[Some records]
* Start *

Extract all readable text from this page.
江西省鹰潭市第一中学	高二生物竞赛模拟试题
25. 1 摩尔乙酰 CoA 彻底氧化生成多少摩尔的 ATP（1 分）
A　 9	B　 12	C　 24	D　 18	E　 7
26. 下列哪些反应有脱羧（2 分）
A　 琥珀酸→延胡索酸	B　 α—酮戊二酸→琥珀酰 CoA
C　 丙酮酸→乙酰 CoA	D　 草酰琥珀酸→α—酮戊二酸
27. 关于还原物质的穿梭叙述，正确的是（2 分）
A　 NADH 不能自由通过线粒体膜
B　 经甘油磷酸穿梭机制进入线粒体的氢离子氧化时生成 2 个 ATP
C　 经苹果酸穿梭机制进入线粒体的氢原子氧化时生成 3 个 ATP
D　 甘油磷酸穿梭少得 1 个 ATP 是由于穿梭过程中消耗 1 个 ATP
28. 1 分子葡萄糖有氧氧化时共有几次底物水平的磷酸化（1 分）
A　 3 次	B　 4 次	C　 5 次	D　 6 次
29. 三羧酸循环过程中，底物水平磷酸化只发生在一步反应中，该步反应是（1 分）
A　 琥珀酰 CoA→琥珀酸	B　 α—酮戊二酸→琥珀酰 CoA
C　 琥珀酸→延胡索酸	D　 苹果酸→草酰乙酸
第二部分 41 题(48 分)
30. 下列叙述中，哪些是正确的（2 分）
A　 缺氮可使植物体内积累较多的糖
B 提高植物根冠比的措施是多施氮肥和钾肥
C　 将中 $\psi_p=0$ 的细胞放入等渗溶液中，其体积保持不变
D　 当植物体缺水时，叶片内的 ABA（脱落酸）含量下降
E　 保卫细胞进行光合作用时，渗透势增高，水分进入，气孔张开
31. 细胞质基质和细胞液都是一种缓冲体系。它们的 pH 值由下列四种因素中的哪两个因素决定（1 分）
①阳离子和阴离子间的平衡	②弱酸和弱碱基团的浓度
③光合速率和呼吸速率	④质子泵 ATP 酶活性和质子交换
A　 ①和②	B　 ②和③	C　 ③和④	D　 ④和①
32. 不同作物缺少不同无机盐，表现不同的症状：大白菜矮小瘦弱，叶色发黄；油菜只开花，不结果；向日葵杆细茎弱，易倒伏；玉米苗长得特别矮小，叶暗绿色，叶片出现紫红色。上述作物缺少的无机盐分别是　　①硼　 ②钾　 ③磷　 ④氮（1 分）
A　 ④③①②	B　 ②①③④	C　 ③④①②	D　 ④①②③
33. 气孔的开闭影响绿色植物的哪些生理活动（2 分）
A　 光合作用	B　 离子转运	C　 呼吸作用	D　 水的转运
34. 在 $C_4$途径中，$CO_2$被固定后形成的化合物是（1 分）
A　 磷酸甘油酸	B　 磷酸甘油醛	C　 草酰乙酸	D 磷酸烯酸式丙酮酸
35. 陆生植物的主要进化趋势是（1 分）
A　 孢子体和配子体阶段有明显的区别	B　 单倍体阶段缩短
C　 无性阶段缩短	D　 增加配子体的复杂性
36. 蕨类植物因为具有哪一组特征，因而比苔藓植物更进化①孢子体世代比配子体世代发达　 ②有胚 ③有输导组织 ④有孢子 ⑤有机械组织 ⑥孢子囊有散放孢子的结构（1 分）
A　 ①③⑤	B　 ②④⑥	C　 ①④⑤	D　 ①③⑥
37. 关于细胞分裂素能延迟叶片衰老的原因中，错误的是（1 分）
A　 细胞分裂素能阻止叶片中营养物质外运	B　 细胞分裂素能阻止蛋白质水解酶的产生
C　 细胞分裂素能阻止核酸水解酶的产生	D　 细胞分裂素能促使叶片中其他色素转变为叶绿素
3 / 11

* End *

> _STATED PROBLEM_
Write only the number of lines that include "延胡索酸".

> _TASK RESULT_
2